◆ Problem statement ◆
Write the material out again exactly as it stands.

(Rows from a dataset)
--------------------------------

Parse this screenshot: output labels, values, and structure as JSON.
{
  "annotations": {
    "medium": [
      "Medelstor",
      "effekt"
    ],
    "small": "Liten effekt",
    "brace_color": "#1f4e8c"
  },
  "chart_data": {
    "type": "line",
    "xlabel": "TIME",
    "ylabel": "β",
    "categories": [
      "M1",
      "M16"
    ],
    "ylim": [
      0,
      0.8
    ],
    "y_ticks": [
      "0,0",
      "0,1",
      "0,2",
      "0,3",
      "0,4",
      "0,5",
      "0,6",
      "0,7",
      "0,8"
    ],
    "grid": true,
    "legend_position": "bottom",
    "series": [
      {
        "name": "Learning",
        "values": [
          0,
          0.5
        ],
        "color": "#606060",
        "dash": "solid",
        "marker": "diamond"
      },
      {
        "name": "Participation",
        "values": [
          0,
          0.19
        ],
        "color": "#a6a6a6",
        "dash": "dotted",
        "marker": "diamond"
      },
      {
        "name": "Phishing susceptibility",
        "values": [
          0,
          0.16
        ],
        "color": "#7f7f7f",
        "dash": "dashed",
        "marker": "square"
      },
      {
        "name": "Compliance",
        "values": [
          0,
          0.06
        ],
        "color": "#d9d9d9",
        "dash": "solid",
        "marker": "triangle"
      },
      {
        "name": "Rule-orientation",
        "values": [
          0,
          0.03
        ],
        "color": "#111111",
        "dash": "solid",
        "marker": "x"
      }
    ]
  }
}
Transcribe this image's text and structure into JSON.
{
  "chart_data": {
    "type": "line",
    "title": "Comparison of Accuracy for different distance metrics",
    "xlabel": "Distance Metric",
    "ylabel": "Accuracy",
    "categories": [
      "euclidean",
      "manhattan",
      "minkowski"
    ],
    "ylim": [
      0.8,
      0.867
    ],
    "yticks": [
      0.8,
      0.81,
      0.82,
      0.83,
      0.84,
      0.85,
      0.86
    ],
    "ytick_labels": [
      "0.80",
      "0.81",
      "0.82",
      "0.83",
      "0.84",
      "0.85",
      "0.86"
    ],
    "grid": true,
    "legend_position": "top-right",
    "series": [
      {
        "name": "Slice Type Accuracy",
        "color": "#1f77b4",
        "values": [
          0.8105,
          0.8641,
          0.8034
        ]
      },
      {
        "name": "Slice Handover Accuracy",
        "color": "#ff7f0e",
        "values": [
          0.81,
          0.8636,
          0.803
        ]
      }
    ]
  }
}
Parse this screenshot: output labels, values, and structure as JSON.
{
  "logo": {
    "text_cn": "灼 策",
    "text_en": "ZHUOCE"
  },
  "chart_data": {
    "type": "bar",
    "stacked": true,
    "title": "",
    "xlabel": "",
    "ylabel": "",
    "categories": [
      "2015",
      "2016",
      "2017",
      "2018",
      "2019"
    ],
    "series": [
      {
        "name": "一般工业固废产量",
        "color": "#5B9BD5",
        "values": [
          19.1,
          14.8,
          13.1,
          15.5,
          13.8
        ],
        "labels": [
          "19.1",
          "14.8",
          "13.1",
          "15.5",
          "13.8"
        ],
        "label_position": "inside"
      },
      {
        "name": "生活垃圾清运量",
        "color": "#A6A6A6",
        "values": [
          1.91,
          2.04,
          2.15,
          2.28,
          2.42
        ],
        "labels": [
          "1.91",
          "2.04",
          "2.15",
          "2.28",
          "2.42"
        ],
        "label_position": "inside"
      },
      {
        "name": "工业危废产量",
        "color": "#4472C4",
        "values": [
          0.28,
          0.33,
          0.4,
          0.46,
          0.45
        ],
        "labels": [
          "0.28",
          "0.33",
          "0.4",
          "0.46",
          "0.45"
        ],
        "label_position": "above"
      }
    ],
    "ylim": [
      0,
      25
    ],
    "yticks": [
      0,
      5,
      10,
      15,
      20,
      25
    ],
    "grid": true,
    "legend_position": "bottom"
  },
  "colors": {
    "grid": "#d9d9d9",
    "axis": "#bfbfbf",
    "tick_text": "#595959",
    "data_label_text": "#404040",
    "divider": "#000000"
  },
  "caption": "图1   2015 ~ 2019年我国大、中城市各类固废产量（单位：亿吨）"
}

--------------------------------

◆ Solved problem ◆
Parse this screenshot: output labels, values, and structure as JSON.
{
  "annotations": {
    "medium": [
      "Medelstor",
      "effekt"
    ],
    "small": "Liten effekt",
    "brace_color": "#1f4e8c"
  },
  "chart_data": {
    "type": "line",
    "xlabel": "TIME",
    "ylabel": "β",
    "categories": [
      "M1",
      "M16"
    ],
    "ylim": [
      0,
      0.8
    ],
    "y_ticks": [
      "0,0",
      "0,1",
      "0,2",
      "0,3",
      "0,4",
      "0,5",
      "0,6",
      "0,7",
      "0,8"
    ],
    "grid": true,
    "legend_position": "bottom",
    "series": [
      {
        "name": "Learning",
        "values": [
          0,
          0.5
        ],
        "color": "#606060",
        "dash": "solid",
        "marker": "diamond"
      },
      {
        "name": "Participation",
        "values": [
          0,
          0.19
        ],
        "color": "#a6a6a6",
        "dash": "dotted",
        "marker": "diamond"
      },
      {
        "name": "Phishing susceptibility",
        "values": [
          0,
          0.16
        ],
        "color": "#7f7f7f",
        "dash": "dashed",
        "marker": "square"
      },
      {
        "name": "Compliance",
        "values": [
          0,
          0.06
        ],
        "color": "#d9d9d9",
        "dash": "solid",
        "marker": "triangle"
      },
      {
        "name": "Rule-orientation",
        "values": [
          0,
          0.03
        ],
        "color": "#111111",
        "dash": "solid",
        "marker": "x"
      }
    ]
  }
}
Transcribe this image's text and structure into JSON.
{
  "chart_data": {
    "type": "line",
    "title": "Comparison of Accuracy for different distance metrics",
    "xlabel": "Distance Metric",
    "ylabel": "Accuracy",
    "categories": [
      "euclidean",
      "manhattan",
      "minkowski"
    ],
    "ylim": [
      0.8,
      0.867
    ],
    "yticks": [
      0.8,
      0.81,
      0.82,
      0.83,
      0.84,
      0.85,
      0.86
    ],
    "ytick_labels": [
      "0.80",
      "0.81",
      "0.82",
      "0.83",
      "0.84",
      "0.85",
      "0.86"
    ],
    "grid": true,
    "legend_position": "top-right",
    "series": [
      {
        "name": "Slice Type Accuracy",
        "color": "#1f77b4",
        "values": [
          0.8105,
          0.8641,
          0.8034
        ]
      },
      {
        "name": "Slice Handover Accuracy",
        "color": "#ff7f0e",
        "values": [
          0.81,
          0.8636,
          0.803
        ]
      }
    ]
  }
}
Parse this screenshot: output labels, values, and structure as JSON.
{
  "logo": {
    "text_cn": "灼 策",
    "text_en": "ZHUOCE"
  },
  "chart_data": {
    "type": "bar",
    "stacked": true,
    "title": "",
    "xlabel": "",
    "ylabel": "",
    "categories": [
      "2015",
      "2016",
      "2017",
      "2018",
      "2019"
    ],
    "series": [
      {
        "name": "一般工业固废产量",
        "color": "#5B9BD5",
        "values": [
          19.1,
          14.8,
          13.1,
          15.5,
          13.8
        ],
        "labels": [
          "19.1",
          "14.8",
          "13.1",
          "15.5",
          "13.8"
        ],
        "label_position": "inside"
      },
      {
        "name": "生活垃圾清运量",
        "color": "#A6A6A6",
        "values": [
          1.91,
          2.04,
          2.15,
          2.28,
          2.42
        ],
        "labels": [
          "1.91",
          "2.04",
          "2.15",
          "2.28",
          "2.42"
        ],
        "label_position": "inside"
      },
      {
        "name": "工业危废产量",
        "color": "#4472C4",
        "values": [
          0.28,
          0.33,
          0.4,
          0.46,
          0.45
        ],
        "labels": [
          "0.28",
          "0.33",
          "0.4",
          "0.46",
          "0.45"
        ],
        "label_position": "above"
      }
    ],
    "ylim": [
      0,
      25
    ],
    "yticks": [
      0,
      5,
      10,
      15,
      20,
      25
    ],
    "grid": true,
    "legend_position": "bottom"
  },
  "colors": {
    "grid": "#d9d9d9",
    "axis": "#bfbfbf",
    "tick_text": "#595959",
    "data_label_text": "#404040",
    "divider": "#000000"
  },
  "caption": "图1   2015 ~ 2019年我国大、中城市各类固废产量（单位：亿吨）"
}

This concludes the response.